Output the records exactly as they appear, with no pictures included.

· · · · ·

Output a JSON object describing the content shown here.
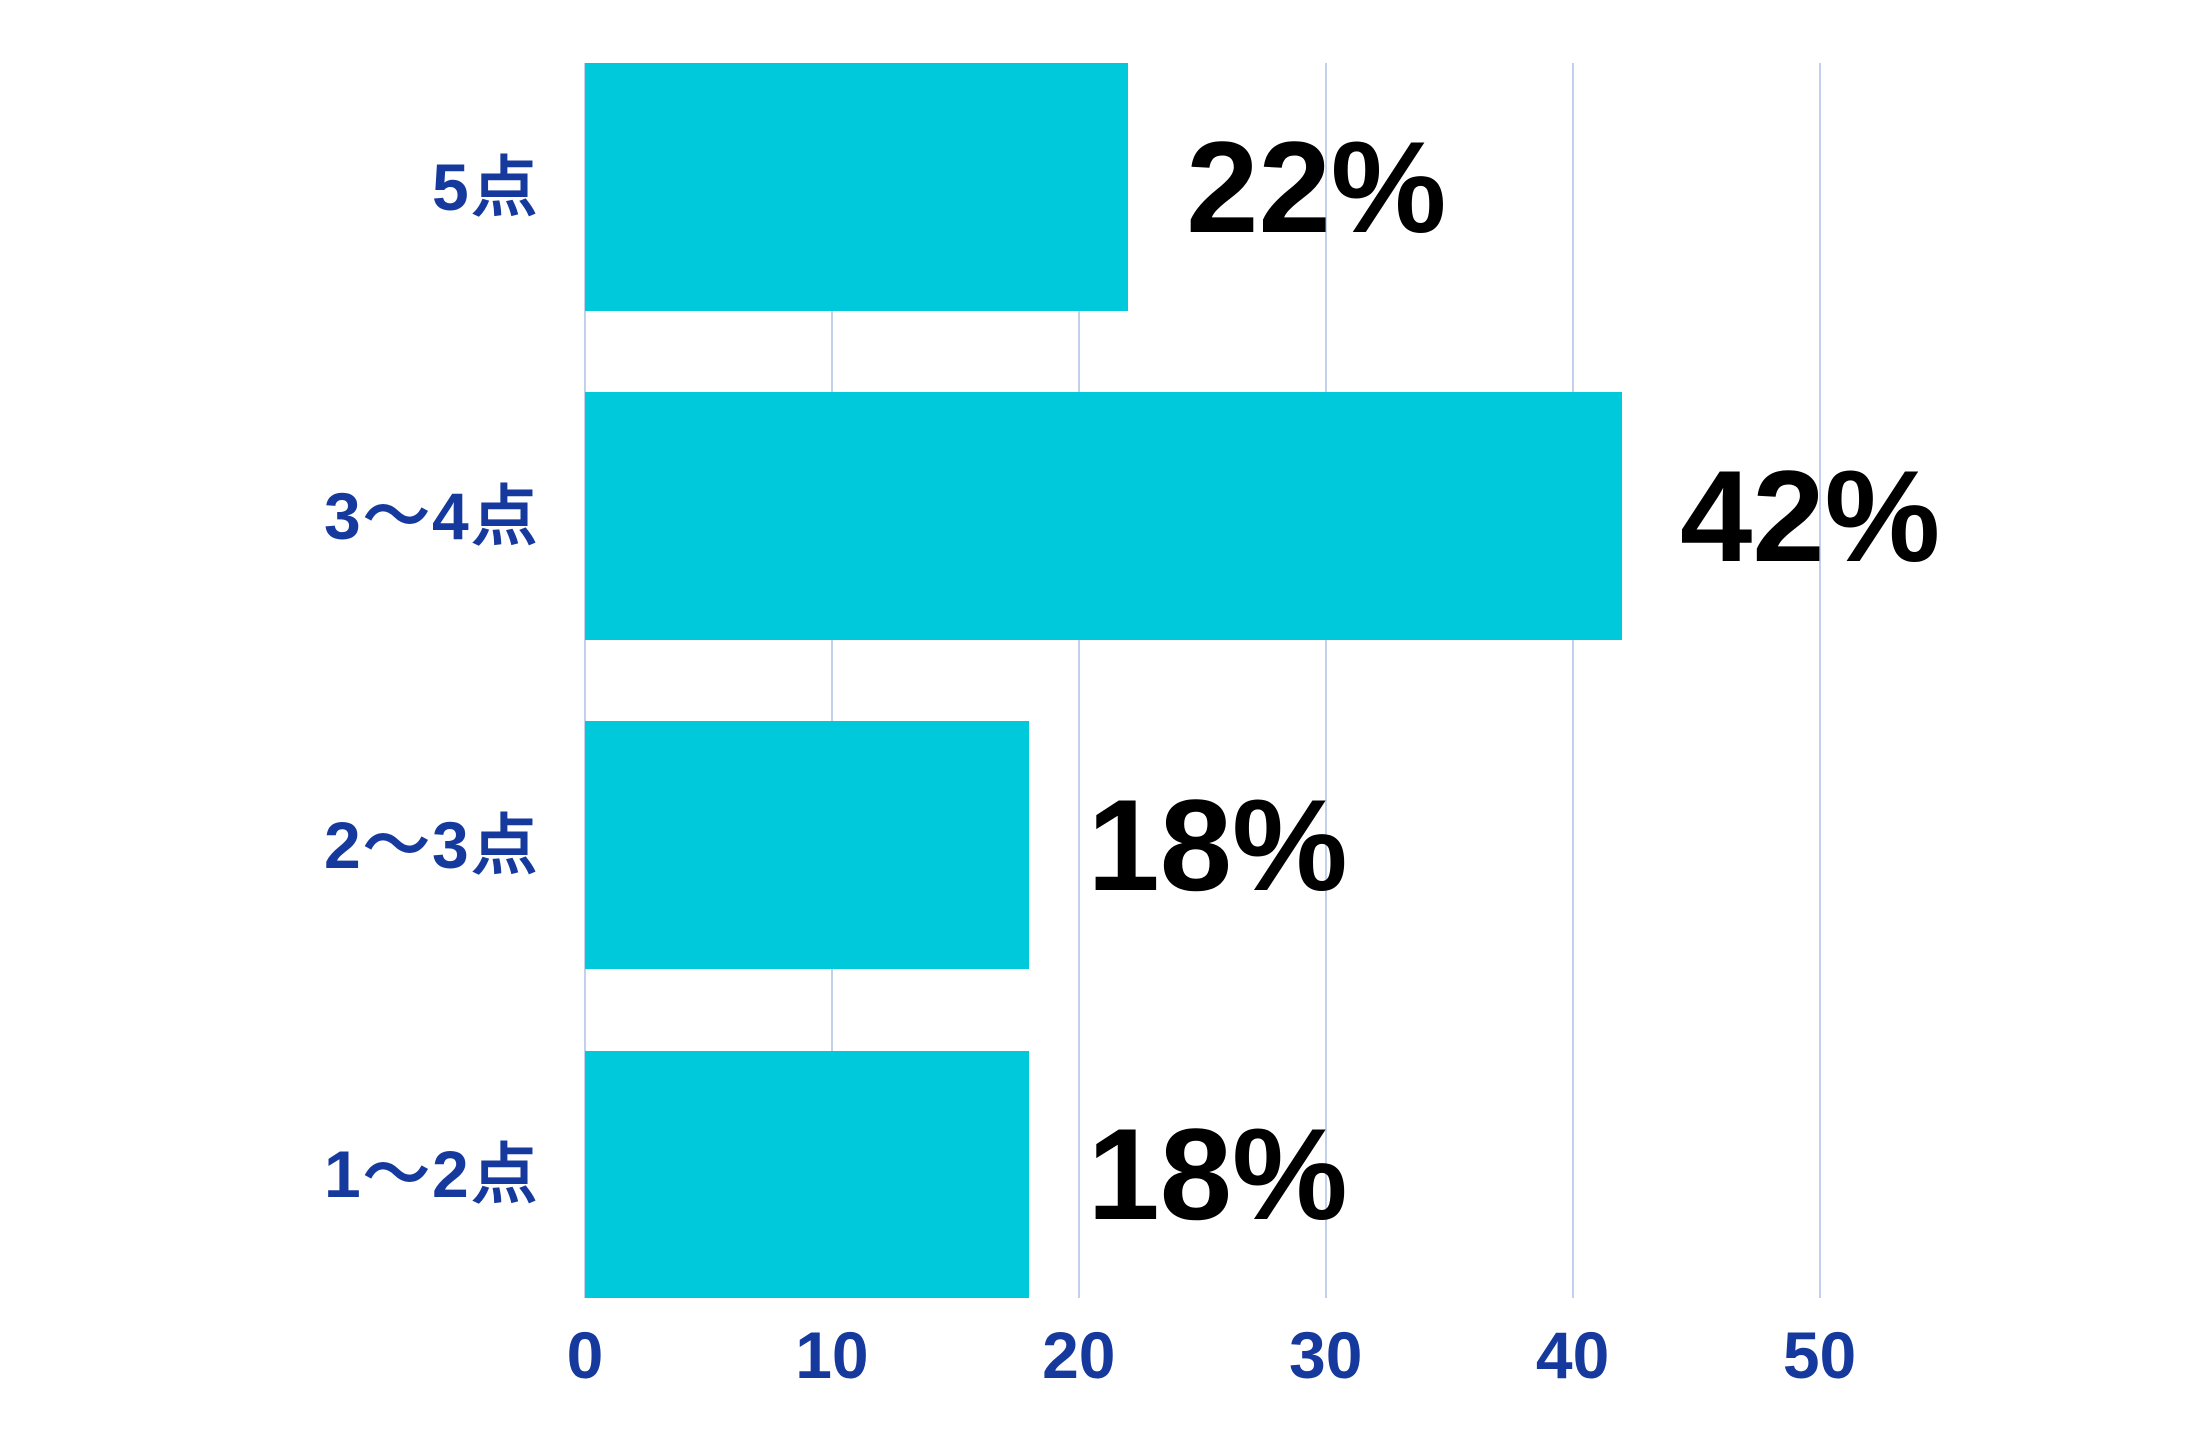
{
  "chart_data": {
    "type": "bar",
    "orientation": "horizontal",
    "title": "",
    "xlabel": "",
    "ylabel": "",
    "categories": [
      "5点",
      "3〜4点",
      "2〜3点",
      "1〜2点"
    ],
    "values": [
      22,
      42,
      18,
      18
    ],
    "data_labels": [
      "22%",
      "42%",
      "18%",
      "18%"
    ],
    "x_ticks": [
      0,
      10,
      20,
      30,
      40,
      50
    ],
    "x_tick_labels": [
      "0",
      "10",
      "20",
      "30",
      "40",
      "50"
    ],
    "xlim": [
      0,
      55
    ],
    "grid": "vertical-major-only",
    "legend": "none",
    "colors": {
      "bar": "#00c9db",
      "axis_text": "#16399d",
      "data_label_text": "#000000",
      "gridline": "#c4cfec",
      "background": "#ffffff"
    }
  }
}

· · · · ·

- _SOLUTION TO THIS TASK_
Output a JSON object describing the content shown here.
{
  "chart_data": {
    "type": "bar",
    "orientation": "horizontal",
    "title": "",
    "xlabel": "",
    "ylabel": "",
    "categories": [
      "5点",
      "3〜4点",
      "2〜3点",
      "1〜2点"
    ],
    "values": [
      22,
      42,
      18,
      18
    ],
    "data_labels": [
      "22%",
      "42%",
      "18%",
      "18%"
    ],
    "x_ticks": [
      0,
      10,
      20,
      30,
      40,
      50
    ],
    "x_tick_labels": [
      "0",
      "10",
      "20",
      "30",
      "40",
      "50"
    ],
    "xlim": [
      0,
      55
    ],
    "grid": "vertical-major-only",
    "legend": "none",
    "colors": {
      "bar": "#00c9db",
      "axis_text": "#16399d",
      "data_label_text": "#000000",
      "gridline": "#c4cfec",
      "background": "#ffffff"
    }
  }
}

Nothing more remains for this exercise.